__Material for the task__
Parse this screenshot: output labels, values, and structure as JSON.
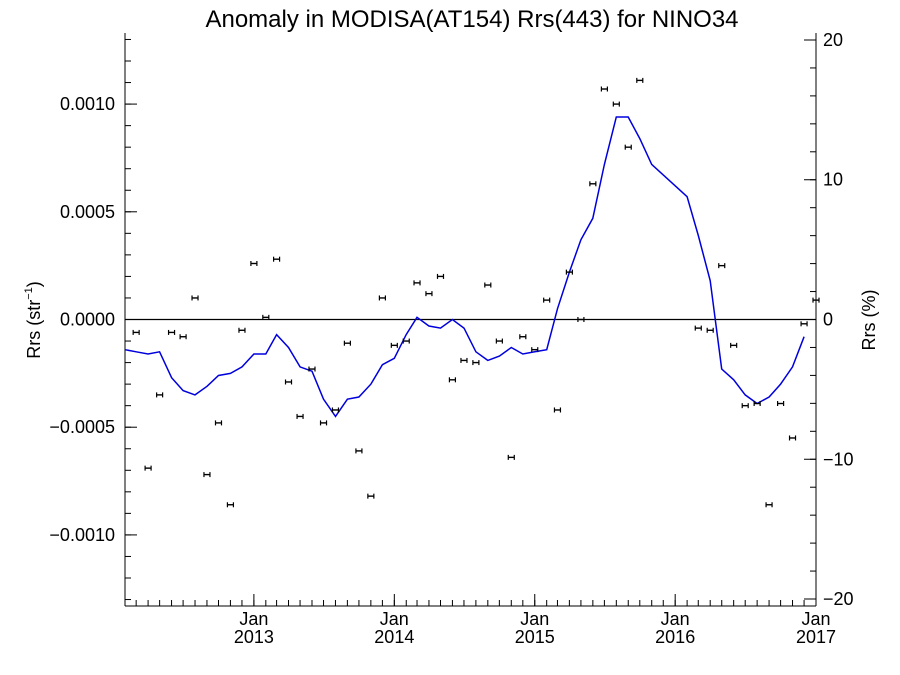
{
  "chart_data": {
    "type": "scatter",
    "title": "Anomaly in MODISA(AT154) Rrs(443) for NINO34",
    "ylabel_left_main": "Rrs (str",
    "ylabel_left_sup": "−1",
    "ylabel_left_end": ")",
    "ylabel_right": "Rrs (%)",
    "xlim": [
      "2012-02-01",
      "2017-01-01"
    ],
    "ylim_left": [
      -0.00133,
      0.00133
    ],
    "ylim_right": [
      -20.5,
      20.5
    ],
    "x_ticks": [
      {
        "date": "2013-01-01",
        "line1": "Jan",
        "line2": "2013"
      },
      {
        "date": "2014-01-01",
        "line1": "Jan",
        "line2": "2014"
      },
      {
        "date": "2015-01-01",
        "line1": "Jan",
        "line2": "2015"
      },
      {
        "date": "2016-01-01",
        "line1": "Jan",
        "line2": "2016"
      },
      {
        "date": "2017-01-01",
        "line1": "Jan",
        "line2": "2017"
      }
    ],
    "y_ticks_left": [
      {
        "value": 0.001,
        "label": "0.0010"
      },
      {
        "value": 0.0005,
        "label": "0.0005"
      },
      {
        "value": 0.0,
        "label": "0.0000"
      },
      {
        "value": -0.0005,
        "label": "−0.0005"
      },
      {
        "value": -0.001,
        "label": "−0.0010"
      }
    ],
    "y_ticks_right": [
      {
        "value": 20,
        "label": "20"
      },
      {
        "value": 10,
        "label": "10"
      },
      {
        "value": 0,
        "label": "0"
      },
      {
        "value": -10,
        "label": "−10"
      },
      {
        "value": -20,
        "label": "−20"
      }
    ],
    "reference_line": 0,
    "series": [
      {
        "style": "points-with-errorbars",
        "color": "#000000",
        "points": [
          {
            "date": "2012-03-01",
            "y": -6e-05
          },
          {
            "date": "2012-04-01",
            "y": -0.00069
          },
          {
            "date": "2012-05-01",
            "y": -0.00035
          },
          {
            "date": "2012-06-01",
            "y": -6e-05
          },
          {
            "date": "2012-07-01",
            "y": -8e-05
          },
          {
            "date": "2012-08-01",
            "y": 0.0001
          },
          {
            "date": "2012-09-01",
            "y": -0.00072
          },
          {
            "date": "2012-10-01",
            "y": -0.00048
          },
          {
            "date": "2012-11-01",
            "y": -0.00086
          },
          {
            "date": "2012-12-01",
            "y": -5e-05
          },
          {
            "date": "2013-01-01",
            "y": 0.00026
          },
          {
            "date": "2013-02-01",
            "y": 1e-05
          },
          {
            "date": "2013-03-01",
            "y": 0.00028
          },
          {
            "date": "2013-04-01",
            "y": -0.00029
          },
          {
            "date": "2013-05-01",
            "y": -0.00045
          },
          {
            "date": "2013-06-01",
            "y": -0.00023
          },
          {
            "date": "2013-07-01",
            "y": -0.00048
          },
          {
            "date": "2013-08-01",
            "y": -0.00042
          },
          {
            "date": "2013-09-01",
            "y": -0.00011
          },
          {
            "date": "2013-10-01",
            "y": -0.00061
          },
          {
            "date": "2013-11-01",
            "y": -0.00082
          },
          {
            "date": "2013-12-01",
            "y": 0.0001
          },
          {
            "date": "2014-01-01",
            "y": -0.00012
          },
          {
            "date": "2014-02-01",
            "y": -0.0001
          },
          {
            "date": "2014-03-01",
            "y": 0.00017
          },
          {
            "date": "2014-04-01",
            "y": 0.00012
          },
          {
            "date": "2014-05-01",
            "y": 0.0002
          },
          {
            "date": "2014-06-01",
            "y": -0.00028
          },
          {
            "date": "2014-07-01",
            "y": -0.00019
          },
          {
            "date": "2014-08-01",
            "y": -0.0002
          },
          {
            "date": "2014-09-01",
            "y": 0.00016
          },
          {
            "date": "2014-10-01",
            "y": -0.0001
          },
          {
            "date": "2014-11-01",
            "y": -0.00064
          },
          {
            "date": "2014-12-01",
            "y": -8e-05
          },
          {
            "date": "2015-01-01",
            "y": -0.00014
          },
          {
            "date": "2015-02-01",
            "y": 9e-05
          },
          {
            "date": "2015-03-01",
            "y": -0.00042
          },
          {
            "date": "2015-04-01",
            "y": 0.00022
          },
          {
            "date": "2015-05-01",
            "y": 0.0
          },
          {
            "date": "2015-06-01",
            "y": 0.00063
          },
          {
            "date": "2015-07-01",
            "y": 0.00107
          },
          {
            "date": "2015-08-01",
            "y": 0.001
          },
          {
            "date": "2015-09-01",
            "y": 0.0008
          },
          {
            "date": "2015-10-01",
            "y": 0.00111
          },
          {
            "date": "2016-03-01",
            "y": -4e-05
          },
          {
            "date": "2016-04-01",
            "y": -5e-05
          },
          {
            "date": "2016-05-01",
            "y": 0.00025
          },
          {
            "date": "2016-06-01",
            "y": -0.00012
          },
          {
            "date": "2016-07-01",
            "y": -0.0004
          },
          {
            "date": "2016-08-01",
            "y": -0.00039
          },
          {
            "date": "2016-09-01",
            "y": -0.00086
          },
          {
            "date": "2016-10-01",
            "y": -0.00039
          },
          {
            "date": "2016-11-01",
            "y": -0.00055
          },
          {
            "date": "2016-12-01",
            "y": -2e-05
          },
          {
            "date": "2017-01-01",
            "y": 9e-05
          }
        ]
      },
      {
        "style": "line",
        "color": "#0000dd",
        "points": [
          {
            "date": "2012-02-01",
            "y": -0.00014
          },
          {
            "date": "2012-03-01",
            "y": -0.00015
          },
          {
            "date": "2012-04-01",
            "y": -0.00016
          },
          {
            "date": "2012-05-01",
            "y": -0.00015
          },
          {
            "date": "2012-06-01",
            "y": -0.00027
          },
          {
            "date": "2012-07-01",
            "y": -0.00033
          },
          {
            "date": "2012-08-01",
            "y": -0.00035
          },
          {
            "date": "2012-09-01",
            "y": -0.00031
          },
          {
            "date": "2012-10-01",
            "y": -0.00026
          },
          {
            "date": "2012-11-01",
            "y": -0.00025
          },
          {
            "date": "2012-12-01",
            "y": -0.00022
          },
          {
            "date": "2013-01-01",
            "y": -0.00016
          },
          {
            "date": "2013-02-01",
            "y": -0.00016
          },
          {
            "date": "2013-03-01",
            "y": -7e-05
          },
          {
            "date": "2013-04-01",
            "y": -0.00013
          },
          {
            "date": "2013-05-01",
            "y": -0.00022
          },
          {
            "date": "2013-06-01",
            "y": -0.00024
          },
          {
            "date": "2013-07-01",
            "y": -0.00037
          },
          {
            "date": "2013-08-01",
            "y": -0.00045
          },
          {
            "date": "2013-09-01",
            "y": -0.00037
          },
          {
            "date": "2013-10-01",
            "y": -0.00036
          },
          {
            "date": "2013-11-01",
            "y": -0.0003
          },
          {
            "date": "2013-12-01",
            "y": -0.00021
          },
          {
            "date": "2014-01-01",
            "y": -0.00018
          },
          {
            "date": "2014-02-01",
            "y": -7e-05
          },
          {
            "date": "2014-03-01",
            "y": 1e-05
          },
          {
            "date": "2014-04-01",
            "y": -3e-05
          },
          {
            "date": "2014-05-01",
            "y": -4e-05
          },
          {
            "date": "2014-06-01",
            "y": 0.0
          },
          {
            "date": "2014-07-01",
            "y": -4e-05
          },
          {
            "date": "2014-08-01",
            "y": -0.00015
          },
          {
            "date": "2014-09-01",
            "y": -0.00019
          },
          {
            "date": "2014-10-01",
            "y": -0.00017
          },
          {
            "date": "2014-11-01",
            "y": -0.00013
          },
          {
            "date": "2014-12-01",
            "y": -0.00016
          },
          {
            "date": "2015-01-01",
            "y": -0.00015
          },
          {
            "date": "2015-02-01",
            "y": -0.00014
          },
          {
            "date": "2015-03-01",
            "y": 5e-05
          },
          {
            "date": "2015-04-01",
            "y": 0.00022
          },
          {
            "date": "2015-05-01",
            "y": 0.00037
          },
          {
            "date": "2015-06-01",
            "y": 0.00047
          },
          {
            "date": "2015-07-01",
            "y": 0.00072
          },
          {
            "date": "2015-08-01",
            "y": 0.00094
          },
          {
            "date": "2015-09-01",
            "y": 0.00094
          },
          {
            "date": "2015-10-01",
            "y": 0.00084
          },
          {
            "date": "2015-11-01",
            "y": 0.00072
          },
          {
            "date": "2016-02-01",
            "y": 0.00057
          },
          {
            "date": "2016-03-01",
            "y": 0.00039
          },
          {
            "date": "2016-04-01",
            "y": 0.00018
          },
          {
            "date": "2016-05-01",
            "y": -0.00023
          },
          {
            "date": "2016-06-01",
            "y": -0.00028
          },
          {
            "date": "2016-07-01",
            "y": -0.00035
          },
          {
            "date": "2016-08-01",
            "y": -0.00039
          },
          {
            "date": "2016-09-01",
            "y": -0.00036
          },
          {
            "date": "2016-10-01",
            "y": -0.0003
          },
          {
            "date": "2016-11-01",
            "y": -0.00022
          },
          {
            "date": "2016-12-01",
            "y": -8e-05
          }
        ]
      }
    ]
  }
}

__Task instructions__
Find out how many lines in the listing contain the string "style". Give the number alone.

__Solution__
2